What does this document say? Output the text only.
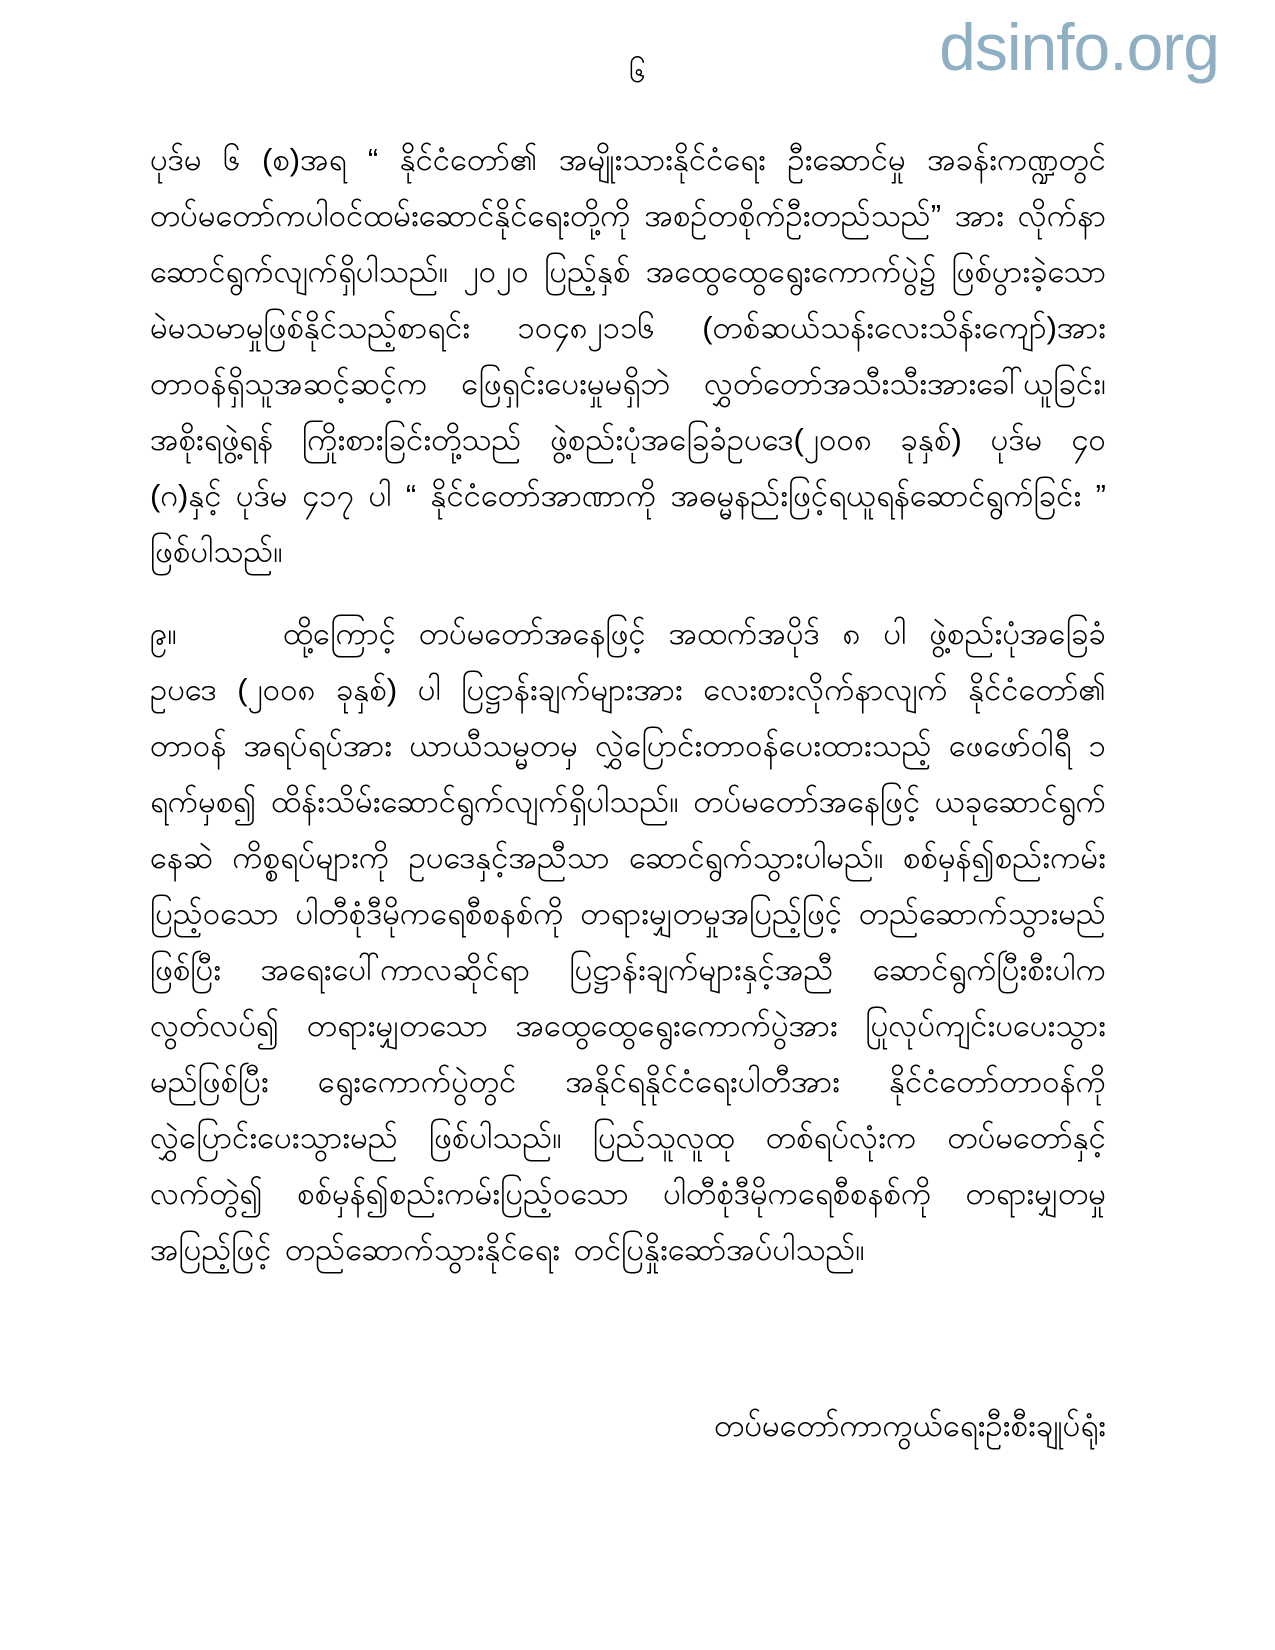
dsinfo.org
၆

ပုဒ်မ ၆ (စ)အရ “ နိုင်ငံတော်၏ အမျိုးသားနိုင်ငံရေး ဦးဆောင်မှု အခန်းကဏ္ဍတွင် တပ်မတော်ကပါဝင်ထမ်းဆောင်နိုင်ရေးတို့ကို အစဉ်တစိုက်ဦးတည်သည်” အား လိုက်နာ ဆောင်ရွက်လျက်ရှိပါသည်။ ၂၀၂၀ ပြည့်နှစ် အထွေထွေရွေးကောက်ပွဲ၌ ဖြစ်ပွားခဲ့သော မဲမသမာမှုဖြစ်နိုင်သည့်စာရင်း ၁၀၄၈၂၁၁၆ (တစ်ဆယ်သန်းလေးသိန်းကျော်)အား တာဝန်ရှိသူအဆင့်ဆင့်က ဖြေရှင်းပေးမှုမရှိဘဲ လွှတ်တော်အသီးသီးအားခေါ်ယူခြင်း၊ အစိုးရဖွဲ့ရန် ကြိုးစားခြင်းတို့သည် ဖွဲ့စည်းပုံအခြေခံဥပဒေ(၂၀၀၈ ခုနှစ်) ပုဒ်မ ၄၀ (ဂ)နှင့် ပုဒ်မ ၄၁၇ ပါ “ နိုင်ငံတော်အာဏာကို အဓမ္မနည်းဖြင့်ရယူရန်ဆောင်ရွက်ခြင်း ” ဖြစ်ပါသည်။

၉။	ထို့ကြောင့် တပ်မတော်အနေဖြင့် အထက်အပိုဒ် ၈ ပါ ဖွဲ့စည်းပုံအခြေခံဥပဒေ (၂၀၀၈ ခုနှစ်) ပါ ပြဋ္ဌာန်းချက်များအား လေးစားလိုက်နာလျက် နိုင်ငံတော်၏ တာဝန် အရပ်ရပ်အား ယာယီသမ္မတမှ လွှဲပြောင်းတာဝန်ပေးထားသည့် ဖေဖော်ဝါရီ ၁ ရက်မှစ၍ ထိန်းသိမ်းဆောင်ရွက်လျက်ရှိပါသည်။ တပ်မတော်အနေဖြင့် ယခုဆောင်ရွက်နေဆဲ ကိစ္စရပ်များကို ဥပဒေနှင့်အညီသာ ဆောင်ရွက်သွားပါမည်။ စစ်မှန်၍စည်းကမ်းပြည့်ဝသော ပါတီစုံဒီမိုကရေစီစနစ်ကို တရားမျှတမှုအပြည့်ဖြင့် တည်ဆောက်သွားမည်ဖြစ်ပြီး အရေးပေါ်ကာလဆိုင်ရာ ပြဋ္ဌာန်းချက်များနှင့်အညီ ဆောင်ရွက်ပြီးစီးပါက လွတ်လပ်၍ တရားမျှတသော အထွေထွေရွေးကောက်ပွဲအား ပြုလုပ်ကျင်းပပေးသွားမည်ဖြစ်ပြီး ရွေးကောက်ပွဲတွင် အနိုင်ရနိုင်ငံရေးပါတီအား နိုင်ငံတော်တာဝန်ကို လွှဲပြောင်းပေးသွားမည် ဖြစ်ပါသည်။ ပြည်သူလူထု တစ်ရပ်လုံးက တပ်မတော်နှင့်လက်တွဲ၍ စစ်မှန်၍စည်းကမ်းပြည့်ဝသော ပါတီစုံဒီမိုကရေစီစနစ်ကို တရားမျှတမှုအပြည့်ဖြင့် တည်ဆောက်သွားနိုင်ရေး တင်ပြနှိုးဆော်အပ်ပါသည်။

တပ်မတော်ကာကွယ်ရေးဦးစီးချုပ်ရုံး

- - - - - - -

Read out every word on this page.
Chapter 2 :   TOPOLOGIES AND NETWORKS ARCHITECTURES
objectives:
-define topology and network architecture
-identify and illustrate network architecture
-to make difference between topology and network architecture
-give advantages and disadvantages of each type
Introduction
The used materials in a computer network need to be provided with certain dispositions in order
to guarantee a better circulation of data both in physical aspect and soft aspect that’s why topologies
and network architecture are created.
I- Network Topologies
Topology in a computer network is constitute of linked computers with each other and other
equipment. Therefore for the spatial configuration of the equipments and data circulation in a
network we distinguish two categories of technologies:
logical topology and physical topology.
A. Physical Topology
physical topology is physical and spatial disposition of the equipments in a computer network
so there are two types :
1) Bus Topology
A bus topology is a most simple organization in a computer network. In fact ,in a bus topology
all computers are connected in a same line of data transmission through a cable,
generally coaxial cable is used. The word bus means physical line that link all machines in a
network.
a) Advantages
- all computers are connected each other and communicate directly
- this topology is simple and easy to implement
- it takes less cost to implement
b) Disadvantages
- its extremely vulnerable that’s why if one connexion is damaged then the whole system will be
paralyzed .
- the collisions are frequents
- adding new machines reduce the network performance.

- - - - - - -

◆ What you need to do
Write down only how many lines in the listing contain the word "data".

◆ Solution
3